# Work to do:
Report every line in the listing that contains the string "семьям".

# Stored records:
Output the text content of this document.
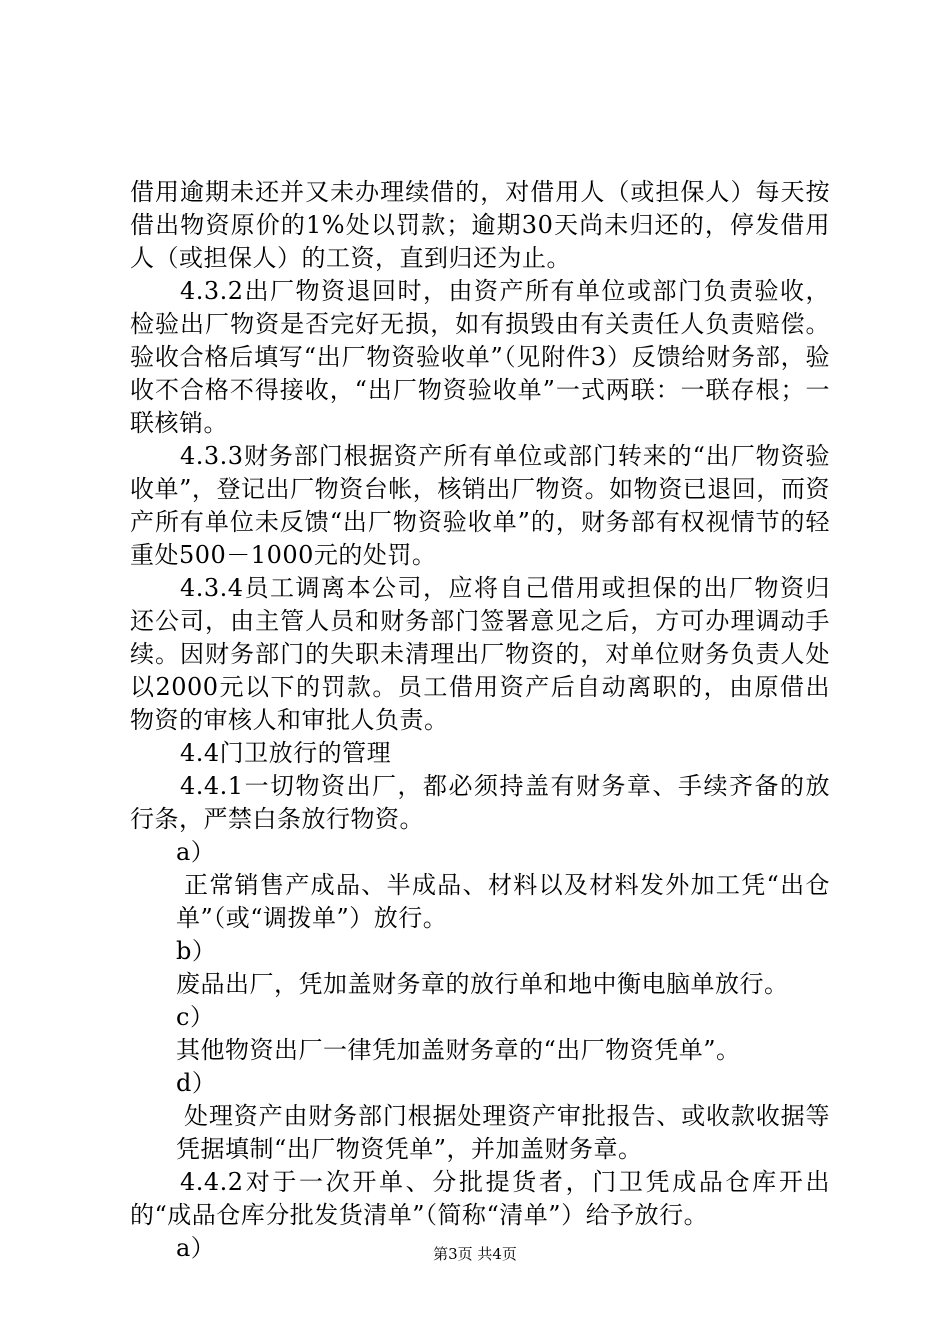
借用逾期未还并又未办理续借的，对借用人（或担保人）每天按借出物资原价的1%处以罚款；逾期30天尚未归还的，停发借用人（或担保人）的工资，直到归还为止。

4.3.2出厂物资退回时，由资产所有单位或部门负责验收，检验出厂物资是否完好无损，如有损毁由有关责任人负责赔偿。验收合格后填写“出厂物资验收单”（见附件3）反馈给财务部，验收不合格不得接收，“出厂物资验收单”一式两联：一联存根；一联核销。

4.3.3财务部门根据资产所有单位或部门转来的“出厂物资验收单”，登记出厂物资台帐，核销出厂物资。如物资已退回，而资产所有单位未反馈“出厂物资验收单”的，财务部有权视情节的轻重处500－1000元的处罚。

4.3.4员工调离本公司，应将自己借用或担保的出厂物资归还公司，由主管人员和财务部门签署意见之后，方可办理调动手续。因财务部门的失职未清理出厂物资的，对单位财务负责人处以2000元以下的罚款。员工借用资产后自动离职的，由原借出物资的审核人和审批人负责。

4.4门卫放行的管理

4.4.1一切物资出厂，都必须持盖有财务章、手续齐备的放行条，严禁白条放行物资。

a）

正常销售产成品、半成品、材料以及材料发外加工凭“出仓单”（或“调拨单”）放行。

b）

废品出厂，凭加盖财务章的放行单和地中衡电脑单放行。

c）

其他物资出厂一律凭加盖财务章的“出厂物资凭单”。

d）

处理资产由财务部门根据处理资产审批报告、或收款收据等凭据填制“出厂物资凭单”，并加盖财务章。

4.4.2对于一次开单、分批提货者，门卫凭成品仓库开出的“成品仓库分批发货清单”（简称“清单”）给予放行。

a）	第3页 共4页
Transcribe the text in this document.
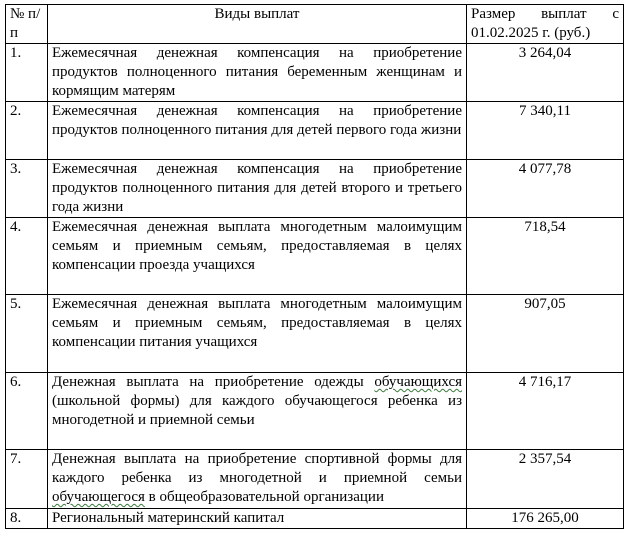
№ п/п	Виды выплат	Размер выплат с 01.02.2025 г. (руб.)
1.	Ежемесячная денежная компенсация на приобретение продуктов полноценного питания беременным женщинам и кормящим матерям	3 264,04
2.	Ежемесячная денежная компенсация на приобретение продуктов полноценного питания для детей первого года жизни	7 340,11
3.	Ежемесячная денежная компенсация на приобретение продуктов полноценного питания для детей второго и третьего года жизни	4 077,78
4.	Ежемесячная денежная выплата многодетным малоимущим семьям и приемным семьям, предоставляемая в целях компенсации проезда учащихся	718,54
5.	Ежемесячная денежная выплата многодетным малоимущим семьям и приемным семьям, предоставляемая в целях компенсации питания учащихся	907,05
6.	Денежная выплата на приобретение одежды обучающихся (школьной формы) для каждого обучающегося ребенка из многодетной и приемной семьи	4 716,17
7.	Денежная выплата на приобретение спортивной формы для каждого ребенка из многодетной и приемной семьи обучающегося в общеобразовательной организации	2 357,54
8.	Региональный материнский капитал	176 265,00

# Answer below:
4.	Ежемесячная денежная выплата многодетным малоимущим семьям и приемным семьям, предоставляемая в целях компенсации проезда учащихся	718,54
5.	Ежемесячная денежная выплата многодетным малоимущим семьям и приемным семьям, предоставляемая в целях компенсации питания учащихся	907,05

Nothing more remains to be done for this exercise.